- Work to do: Take the listing and print it in full, exactly as given.

>> begin

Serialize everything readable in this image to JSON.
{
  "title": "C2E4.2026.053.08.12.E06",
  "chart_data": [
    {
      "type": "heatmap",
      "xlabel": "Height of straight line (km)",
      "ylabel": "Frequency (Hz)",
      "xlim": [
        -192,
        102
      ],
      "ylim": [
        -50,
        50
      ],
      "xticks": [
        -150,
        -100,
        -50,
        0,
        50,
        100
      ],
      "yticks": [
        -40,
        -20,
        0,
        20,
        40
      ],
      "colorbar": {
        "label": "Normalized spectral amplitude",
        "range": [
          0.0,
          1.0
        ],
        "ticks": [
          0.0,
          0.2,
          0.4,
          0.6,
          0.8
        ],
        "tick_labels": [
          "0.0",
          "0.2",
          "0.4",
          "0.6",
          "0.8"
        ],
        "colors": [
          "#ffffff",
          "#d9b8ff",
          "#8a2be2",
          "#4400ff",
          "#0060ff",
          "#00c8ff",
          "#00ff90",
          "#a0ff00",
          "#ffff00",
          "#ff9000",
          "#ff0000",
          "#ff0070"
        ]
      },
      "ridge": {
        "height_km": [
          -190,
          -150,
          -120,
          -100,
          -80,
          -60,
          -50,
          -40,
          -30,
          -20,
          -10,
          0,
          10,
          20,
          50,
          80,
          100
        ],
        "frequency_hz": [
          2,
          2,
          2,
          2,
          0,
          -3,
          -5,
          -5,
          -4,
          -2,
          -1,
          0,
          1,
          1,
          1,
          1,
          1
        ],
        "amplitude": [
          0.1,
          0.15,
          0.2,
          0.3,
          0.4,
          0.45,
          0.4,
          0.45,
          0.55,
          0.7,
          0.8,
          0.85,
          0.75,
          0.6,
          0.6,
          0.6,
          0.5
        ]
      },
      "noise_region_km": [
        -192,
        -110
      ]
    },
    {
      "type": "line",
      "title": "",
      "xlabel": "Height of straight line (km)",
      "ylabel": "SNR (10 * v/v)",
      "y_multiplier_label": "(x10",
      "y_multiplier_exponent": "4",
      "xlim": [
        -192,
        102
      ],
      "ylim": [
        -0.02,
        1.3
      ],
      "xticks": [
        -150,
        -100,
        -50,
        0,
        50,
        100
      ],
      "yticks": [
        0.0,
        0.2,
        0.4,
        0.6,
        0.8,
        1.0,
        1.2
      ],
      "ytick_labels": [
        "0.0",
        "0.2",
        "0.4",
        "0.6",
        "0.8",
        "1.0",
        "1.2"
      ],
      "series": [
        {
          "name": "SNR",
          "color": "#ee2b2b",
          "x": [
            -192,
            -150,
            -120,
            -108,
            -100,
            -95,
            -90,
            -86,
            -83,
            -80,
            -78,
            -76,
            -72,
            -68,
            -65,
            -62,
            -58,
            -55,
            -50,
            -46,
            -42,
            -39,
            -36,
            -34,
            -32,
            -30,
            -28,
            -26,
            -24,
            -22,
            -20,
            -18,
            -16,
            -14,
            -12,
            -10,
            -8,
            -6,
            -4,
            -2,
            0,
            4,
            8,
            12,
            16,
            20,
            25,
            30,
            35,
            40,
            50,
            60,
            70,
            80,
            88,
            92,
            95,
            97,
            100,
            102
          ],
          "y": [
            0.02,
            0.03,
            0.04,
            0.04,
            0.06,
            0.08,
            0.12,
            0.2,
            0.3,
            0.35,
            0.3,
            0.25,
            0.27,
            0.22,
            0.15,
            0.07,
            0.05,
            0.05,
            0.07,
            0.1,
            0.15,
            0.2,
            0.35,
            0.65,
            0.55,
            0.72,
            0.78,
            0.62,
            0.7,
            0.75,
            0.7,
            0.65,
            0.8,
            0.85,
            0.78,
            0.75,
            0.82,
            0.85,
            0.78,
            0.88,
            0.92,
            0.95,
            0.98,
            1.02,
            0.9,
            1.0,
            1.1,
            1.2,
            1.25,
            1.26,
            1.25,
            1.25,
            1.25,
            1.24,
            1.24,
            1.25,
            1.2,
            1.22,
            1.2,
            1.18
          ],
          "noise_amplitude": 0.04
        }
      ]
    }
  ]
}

>> end

- Answer below:
Serialize everything readable in this image to JSON.
{
  "title": "C2E4.2026.053.08.12.E06",
  "chart_data": [
    {
      "type": "heatmap",
      "xlabel": "Height of straight line (km)",
      "ylabel": "Frequency (Hz)",
      "xlim": [
        -192,
        102
      ],
      "ylim": [
        -50,
        50
      ],
      "xticks": [
        -150,
        -100,
        -50,
        0,
        50,
        100
      ],
      "yticks": [
        -40,
        -20,
        0,
        20,
        40
      ],
      "colorbar": {
        "label": "Normalized spectral amplitude",
        "range": [
          0.0,
          1.0
        ],
        "ticks": [
          0.0,
          0.2,
          0.4,
          0.6,
          0.8
        ],
        "tick_labels": [
          "0.0",
          "0.2",
          "0.4",
          "0.6",
          "0.8"
        ],
        "colors": [
          "#ffffff",
          "#d9b8ff",
          "#8a2be2",
          "#4400ff",
          "#0060ff",
          "#00c8ff",
          "#00ff90",
          "#a0ff00",
          "#ffff00",
          "#ff9000",
          "#ff0000",
          "#ff0070"
        ]
      },
      "ridge": {
        "height_km": [
          -190,
          -150,
          -120,
          -100,
          -80,
          -60,
          -50,
          -40,
          -30,
          -20,
          -10,
          0,
          10,
          20,
          50,
          80,
          100
        ],
        "frequency_hz": [
          2,
          2,
          2,
          2,
          0,
          -3,
          -5,
          -5,
          -4,
          -2,
          -1,
          0,
          1,
          1,
          1,
          1,
          1
        ],
        "amplitude": [
          0.1,
          0.15,
          0.2,
          0.3,
          0.4,
          0.45,
          0.4,
          0.45,
          0.55,
          0.7,
          0.8,
          0.85,
          0.75,
          0.6,
          0.6,
          0.6,
          0.5
        ]
      },
      "noise_region_km": [
        -192,
        -110
      ]
    },
    {
      "type": "line",
      "title": "",
      "xlabel": "Height of straight line (km)",
      "ylabel": "SNR (10 * v/v)",
      "y_multiplier_label": "(x10",
      "y_multiplier_exponent": "4",
      "xlim": [
        -192,
        102
      ],
      "ylim": [
        -0.02,
        1.3
      ],
      "xticks": [
        -150,
        -100,
        -50,
        0,
        50,
        100
      ],
      "yticks": [
        0.0,
        0.2,
        0.4,
        0.6,
        0.8,
        1.0,
        1.2
      ],
      "ytick_labels": [
        "0.0",
        "0.2",
        "0.4",
        "0.6",
        "0.8",
        "1.0",
        "1.2"
      ],
      "series": [
        {
          "name": "SNR",
          "color": "#ee2b2b",
          "x": [
            -192,
            -150,
            -120,
            -108,
            -100,
            -95,
            -90,
            -86,
            -83,
            -80,
            -78,
            -76,
            -72,
            -68,
            -65,
            -62,
            -58,
            -55,
            -50,
            -46,
            -42,
            -39,
            -36,
            -34,
            -32,
            -30,
            -28,
            -26,
            -24,
            -22,
            -20,
            -18,
            -16,
            -14,
            -12,
            -10,
            -8,
            -6,
            -4,
            -2,
            0,
            4,
            8,
            12,
            16,
            20,
            25,
            30,
            35,
            40,
            50,
            60,
            70,
            80,
            88,
            92,
            95,
            97,
            100,
            102
          ],
          "y": [
            0.02,
            0.03,
            0.04,
            0.04,
            0.06,
            0.08,
            0.12,
            0.2,
            0.3,
            0.35,
            0.3,
            0.25,
            0.27,
            0.22,
            0.15,
            0.07,
            0.05,
            0.05,
            0.07,
            0.1,
            0.15,
            0.2,
            0.35,
            0.65,
            0.55,
            0.72,
            0.78,
            0.62,
            0.7,
            0.75,
            0.7,
            0.65,
            0.8,
            0.85,
            0.78,
            0.75,
            0.82,
            0.85,
            0.78,
            0.88,
            0.92,
            0.95,
            0.98,
            1.02,
            0.9,
            1.0,
            1.1,
            1.2,
            1.25,
            1.26,
            1.25,
            1.25,
            1.25,
            1.24,
            1.24,
            1.25,
            1.2,
            1.22,
            1.2,
            1.18
          ],
          "noise_amplitude": 0.04
        }
      ]
    }
  ]
}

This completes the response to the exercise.